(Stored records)
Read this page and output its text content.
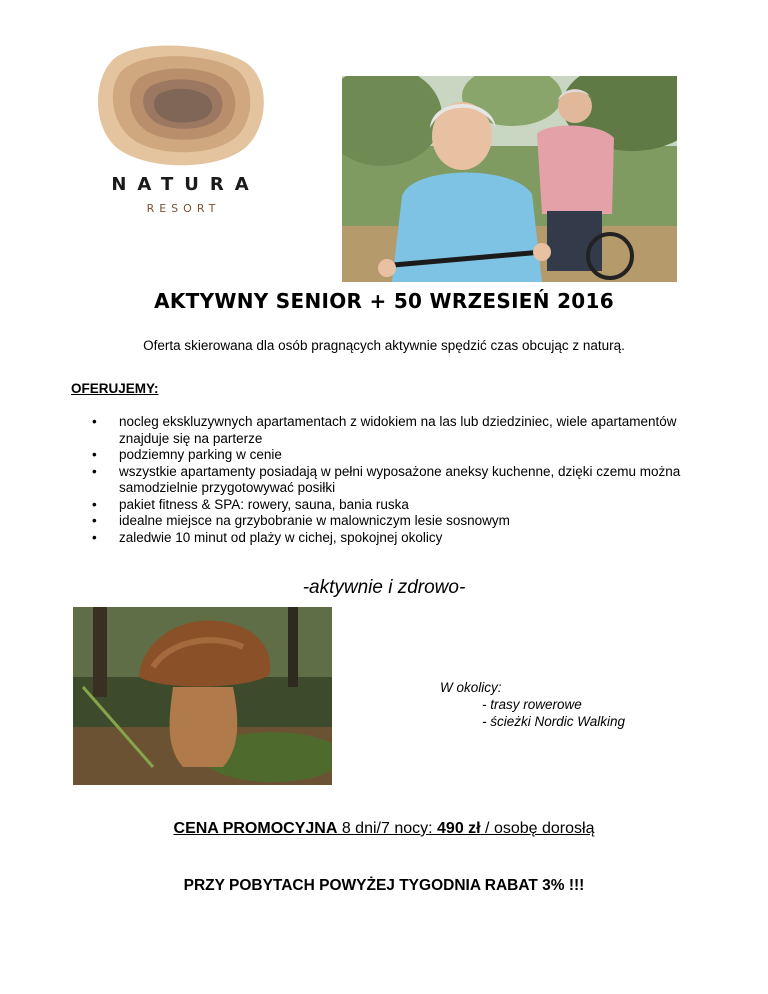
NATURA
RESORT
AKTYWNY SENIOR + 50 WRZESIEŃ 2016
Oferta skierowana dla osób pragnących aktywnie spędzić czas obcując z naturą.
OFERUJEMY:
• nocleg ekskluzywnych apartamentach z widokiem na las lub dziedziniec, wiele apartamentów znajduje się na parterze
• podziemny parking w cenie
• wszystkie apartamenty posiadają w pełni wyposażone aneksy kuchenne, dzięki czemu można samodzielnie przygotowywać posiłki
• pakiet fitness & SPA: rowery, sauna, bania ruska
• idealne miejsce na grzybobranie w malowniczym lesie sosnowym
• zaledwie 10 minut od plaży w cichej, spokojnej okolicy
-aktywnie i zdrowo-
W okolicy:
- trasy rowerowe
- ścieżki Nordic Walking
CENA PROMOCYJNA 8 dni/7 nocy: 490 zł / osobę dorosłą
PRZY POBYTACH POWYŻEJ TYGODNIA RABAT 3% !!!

=== AIM OF THE TASK ===
Pick out and copy the lines of the material that include the word "okolicy".

=== FULL SOLUTION ===
• zaledwie 10 minut od plaży w cichej, spokojnej okolicy
W okolicy:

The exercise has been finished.